◆ **What needs to be done**
Where does the string "selected" appear? Copy every line of the entries below that holds it.
Start of Input for this task
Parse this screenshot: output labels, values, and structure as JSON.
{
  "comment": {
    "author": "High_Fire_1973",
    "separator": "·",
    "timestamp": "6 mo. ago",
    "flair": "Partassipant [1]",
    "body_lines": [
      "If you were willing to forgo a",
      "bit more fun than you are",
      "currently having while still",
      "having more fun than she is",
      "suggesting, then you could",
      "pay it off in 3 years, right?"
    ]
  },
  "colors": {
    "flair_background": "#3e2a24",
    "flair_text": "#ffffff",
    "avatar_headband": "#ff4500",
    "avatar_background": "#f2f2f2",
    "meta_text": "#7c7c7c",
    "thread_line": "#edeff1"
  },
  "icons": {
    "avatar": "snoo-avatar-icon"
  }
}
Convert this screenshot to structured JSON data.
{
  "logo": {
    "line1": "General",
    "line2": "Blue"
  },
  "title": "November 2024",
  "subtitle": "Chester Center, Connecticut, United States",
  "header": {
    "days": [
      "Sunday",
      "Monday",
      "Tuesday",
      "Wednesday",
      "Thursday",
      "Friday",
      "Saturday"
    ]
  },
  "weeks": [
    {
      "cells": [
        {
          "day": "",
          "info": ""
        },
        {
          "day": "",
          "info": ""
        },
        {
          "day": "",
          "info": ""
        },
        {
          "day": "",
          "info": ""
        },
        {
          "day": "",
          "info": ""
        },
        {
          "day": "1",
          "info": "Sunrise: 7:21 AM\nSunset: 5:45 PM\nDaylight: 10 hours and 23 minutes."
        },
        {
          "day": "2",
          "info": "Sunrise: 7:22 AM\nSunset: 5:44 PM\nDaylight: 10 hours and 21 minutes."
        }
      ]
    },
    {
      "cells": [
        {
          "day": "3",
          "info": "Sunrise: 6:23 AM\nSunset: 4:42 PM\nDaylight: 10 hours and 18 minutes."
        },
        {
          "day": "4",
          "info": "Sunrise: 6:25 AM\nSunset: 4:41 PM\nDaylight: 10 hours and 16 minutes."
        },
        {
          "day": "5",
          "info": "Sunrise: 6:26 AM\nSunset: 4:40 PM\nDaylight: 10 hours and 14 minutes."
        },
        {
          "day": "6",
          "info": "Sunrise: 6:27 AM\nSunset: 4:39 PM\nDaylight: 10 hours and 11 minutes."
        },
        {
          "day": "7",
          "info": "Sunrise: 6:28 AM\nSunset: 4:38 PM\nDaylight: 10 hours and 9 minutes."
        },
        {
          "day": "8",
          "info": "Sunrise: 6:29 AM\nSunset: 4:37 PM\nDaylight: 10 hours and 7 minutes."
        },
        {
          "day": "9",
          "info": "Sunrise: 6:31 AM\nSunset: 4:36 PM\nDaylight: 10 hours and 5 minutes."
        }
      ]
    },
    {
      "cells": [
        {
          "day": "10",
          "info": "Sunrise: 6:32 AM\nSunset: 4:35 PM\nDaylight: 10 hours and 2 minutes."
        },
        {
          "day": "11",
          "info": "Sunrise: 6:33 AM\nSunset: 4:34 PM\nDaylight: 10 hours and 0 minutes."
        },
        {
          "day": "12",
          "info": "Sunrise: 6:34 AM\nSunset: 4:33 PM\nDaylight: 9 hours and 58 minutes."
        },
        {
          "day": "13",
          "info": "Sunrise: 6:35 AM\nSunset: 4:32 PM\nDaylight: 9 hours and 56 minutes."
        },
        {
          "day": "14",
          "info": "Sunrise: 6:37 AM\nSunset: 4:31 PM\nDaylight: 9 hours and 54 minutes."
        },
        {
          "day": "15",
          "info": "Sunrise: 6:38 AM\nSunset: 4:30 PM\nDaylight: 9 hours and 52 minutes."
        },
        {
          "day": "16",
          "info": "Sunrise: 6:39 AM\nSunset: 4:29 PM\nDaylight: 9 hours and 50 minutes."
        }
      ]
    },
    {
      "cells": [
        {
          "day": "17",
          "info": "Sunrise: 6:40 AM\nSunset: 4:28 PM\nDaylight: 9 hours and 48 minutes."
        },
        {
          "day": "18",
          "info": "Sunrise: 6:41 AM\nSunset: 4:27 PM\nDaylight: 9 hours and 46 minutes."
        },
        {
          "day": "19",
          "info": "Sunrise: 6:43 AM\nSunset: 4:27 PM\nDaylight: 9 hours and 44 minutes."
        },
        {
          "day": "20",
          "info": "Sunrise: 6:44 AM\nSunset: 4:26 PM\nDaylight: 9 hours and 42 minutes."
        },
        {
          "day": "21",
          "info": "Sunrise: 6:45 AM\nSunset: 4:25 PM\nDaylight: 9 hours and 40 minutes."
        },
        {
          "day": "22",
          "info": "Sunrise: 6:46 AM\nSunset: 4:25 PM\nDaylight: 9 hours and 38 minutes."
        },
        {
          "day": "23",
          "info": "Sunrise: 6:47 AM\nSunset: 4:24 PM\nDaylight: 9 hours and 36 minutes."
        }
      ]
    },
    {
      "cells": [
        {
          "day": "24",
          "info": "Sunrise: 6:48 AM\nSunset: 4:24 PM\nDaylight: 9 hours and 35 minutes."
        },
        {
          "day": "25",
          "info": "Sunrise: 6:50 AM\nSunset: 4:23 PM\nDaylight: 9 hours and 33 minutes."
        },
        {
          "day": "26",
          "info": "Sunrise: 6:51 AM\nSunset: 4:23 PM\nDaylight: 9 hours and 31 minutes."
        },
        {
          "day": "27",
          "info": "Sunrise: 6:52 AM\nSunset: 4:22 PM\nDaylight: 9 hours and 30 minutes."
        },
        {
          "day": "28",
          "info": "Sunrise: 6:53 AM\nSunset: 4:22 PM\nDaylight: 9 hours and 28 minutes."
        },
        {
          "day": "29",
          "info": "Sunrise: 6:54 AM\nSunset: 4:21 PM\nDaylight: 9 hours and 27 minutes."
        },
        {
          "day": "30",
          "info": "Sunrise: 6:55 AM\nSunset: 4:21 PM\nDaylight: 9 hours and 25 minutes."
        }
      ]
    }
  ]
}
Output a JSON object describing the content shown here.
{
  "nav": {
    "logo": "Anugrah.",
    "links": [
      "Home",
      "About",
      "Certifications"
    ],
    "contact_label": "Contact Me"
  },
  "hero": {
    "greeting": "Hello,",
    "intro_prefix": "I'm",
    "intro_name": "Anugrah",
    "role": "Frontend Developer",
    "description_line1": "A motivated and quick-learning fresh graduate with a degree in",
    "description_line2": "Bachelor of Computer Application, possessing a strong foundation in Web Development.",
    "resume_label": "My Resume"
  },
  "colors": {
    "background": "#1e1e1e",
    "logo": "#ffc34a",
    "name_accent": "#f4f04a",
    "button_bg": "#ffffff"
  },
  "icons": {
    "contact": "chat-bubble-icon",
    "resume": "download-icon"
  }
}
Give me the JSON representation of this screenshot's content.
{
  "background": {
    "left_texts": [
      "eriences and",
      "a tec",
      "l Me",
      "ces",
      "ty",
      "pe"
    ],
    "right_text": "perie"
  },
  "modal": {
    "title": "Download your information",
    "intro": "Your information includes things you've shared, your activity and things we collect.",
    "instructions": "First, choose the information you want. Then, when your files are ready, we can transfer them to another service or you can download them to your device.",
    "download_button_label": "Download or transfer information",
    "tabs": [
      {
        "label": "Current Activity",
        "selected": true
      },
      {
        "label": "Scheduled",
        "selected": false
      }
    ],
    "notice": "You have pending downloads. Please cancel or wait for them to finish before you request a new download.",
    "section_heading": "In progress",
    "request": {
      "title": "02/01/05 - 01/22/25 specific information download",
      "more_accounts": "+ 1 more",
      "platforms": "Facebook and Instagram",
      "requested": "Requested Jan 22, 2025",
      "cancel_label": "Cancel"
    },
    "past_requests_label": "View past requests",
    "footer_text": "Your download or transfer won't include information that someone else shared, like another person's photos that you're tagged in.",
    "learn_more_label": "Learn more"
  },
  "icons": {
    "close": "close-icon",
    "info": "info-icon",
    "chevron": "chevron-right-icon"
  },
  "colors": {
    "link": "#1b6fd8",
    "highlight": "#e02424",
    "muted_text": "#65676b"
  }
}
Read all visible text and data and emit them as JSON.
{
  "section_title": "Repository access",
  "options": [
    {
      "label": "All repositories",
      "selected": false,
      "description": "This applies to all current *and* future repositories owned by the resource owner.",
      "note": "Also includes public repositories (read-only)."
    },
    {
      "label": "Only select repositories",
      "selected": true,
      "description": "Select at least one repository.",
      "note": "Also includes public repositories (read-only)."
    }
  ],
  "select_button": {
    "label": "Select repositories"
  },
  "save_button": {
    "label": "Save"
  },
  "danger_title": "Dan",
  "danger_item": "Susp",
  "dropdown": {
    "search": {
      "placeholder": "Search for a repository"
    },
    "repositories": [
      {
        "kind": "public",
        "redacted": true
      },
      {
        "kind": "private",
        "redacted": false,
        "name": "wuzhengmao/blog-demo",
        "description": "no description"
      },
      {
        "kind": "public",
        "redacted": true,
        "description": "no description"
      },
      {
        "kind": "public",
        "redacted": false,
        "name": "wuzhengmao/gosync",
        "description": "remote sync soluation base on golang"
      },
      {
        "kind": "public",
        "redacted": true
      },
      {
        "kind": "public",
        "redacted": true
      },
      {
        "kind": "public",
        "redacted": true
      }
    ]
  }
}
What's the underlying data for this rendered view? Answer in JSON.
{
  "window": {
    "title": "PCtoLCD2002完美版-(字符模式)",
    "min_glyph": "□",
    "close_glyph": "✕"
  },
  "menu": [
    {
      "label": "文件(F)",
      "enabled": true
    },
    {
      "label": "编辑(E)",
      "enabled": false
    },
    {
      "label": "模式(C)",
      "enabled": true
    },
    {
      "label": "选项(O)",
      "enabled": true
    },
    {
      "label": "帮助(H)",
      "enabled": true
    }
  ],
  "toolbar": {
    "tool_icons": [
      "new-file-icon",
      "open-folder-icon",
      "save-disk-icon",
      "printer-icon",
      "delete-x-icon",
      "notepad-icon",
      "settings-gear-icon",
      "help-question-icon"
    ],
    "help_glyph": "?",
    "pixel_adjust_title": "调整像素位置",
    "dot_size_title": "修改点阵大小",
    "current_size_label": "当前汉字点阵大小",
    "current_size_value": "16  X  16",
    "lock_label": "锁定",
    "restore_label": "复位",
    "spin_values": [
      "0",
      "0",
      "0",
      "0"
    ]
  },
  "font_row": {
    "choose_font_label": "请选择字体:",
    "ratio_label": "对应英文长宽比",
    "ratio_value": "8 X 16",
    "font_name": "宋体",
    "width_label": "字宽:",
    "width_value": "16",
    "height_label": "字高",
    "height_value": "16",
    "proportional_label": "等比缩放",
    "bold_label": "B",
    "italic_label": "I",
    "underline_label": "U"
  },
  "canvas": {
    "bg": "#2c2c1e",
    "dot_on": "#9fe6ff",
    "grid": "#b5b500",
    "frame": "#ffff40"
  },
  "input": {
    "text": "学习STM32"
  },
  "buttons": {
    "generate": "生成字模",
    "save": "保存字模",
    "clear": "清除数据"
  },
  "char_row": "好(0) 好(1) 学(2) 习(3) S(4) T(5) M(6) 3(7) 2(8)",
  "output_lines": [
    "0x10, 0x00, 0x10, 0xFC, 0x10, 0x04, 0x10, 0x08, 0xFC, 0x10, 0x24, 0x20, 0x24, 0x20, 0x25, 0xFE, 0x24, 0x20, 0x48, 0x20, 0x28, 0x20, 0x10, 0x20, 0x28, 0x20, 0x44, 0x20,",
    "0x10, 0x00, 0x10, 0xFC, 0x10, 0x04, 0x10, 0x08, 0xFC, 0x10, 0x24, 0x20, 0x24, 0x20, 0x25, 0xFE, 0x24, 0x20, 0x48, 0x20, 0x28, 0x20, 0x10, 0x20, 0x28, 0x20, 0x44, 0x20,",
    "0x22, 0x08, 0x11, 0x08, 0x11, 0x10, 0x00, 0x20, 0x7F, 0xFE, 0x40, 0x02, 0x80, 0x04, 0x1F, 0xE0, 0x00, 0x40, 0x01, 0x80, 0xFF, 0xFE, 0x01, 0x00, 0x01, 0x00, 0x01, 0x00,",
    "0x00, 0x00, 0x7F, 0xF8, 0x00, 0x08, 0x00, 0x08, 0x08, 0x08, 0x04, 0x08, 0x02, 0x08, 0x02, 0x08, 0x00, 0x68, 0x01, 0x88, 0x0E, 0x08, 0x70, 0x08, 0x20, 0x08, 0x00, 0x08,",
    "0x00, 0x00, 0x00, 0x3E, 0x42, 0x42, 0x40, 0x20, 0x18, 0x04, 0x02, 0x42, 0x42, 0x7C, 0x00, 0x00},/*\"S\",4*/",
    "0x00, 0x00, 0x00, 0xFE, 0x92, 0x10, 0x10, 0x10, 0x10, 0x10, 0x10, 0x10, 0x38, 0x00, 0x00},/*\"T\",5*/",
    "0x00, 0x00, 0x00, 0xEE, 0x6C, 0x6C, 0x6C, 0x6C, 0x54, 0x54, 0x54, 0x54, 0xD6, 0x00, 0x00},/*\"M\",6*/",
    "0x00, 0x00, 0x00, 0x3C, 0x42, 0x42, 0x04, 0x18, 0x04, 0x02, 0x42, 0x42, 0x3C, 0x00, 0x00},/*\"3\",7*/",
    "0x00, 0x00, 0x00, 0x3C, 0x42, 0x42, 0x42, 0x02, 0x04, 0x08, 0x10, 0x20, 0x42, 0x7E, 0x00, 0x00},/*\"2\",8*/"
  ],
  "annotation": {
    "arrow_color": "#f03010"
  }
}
End of Input for this task
◆ **Solution for this problem**
        "selected": true
        "selected": false
      "selected": false,
      "selected": true,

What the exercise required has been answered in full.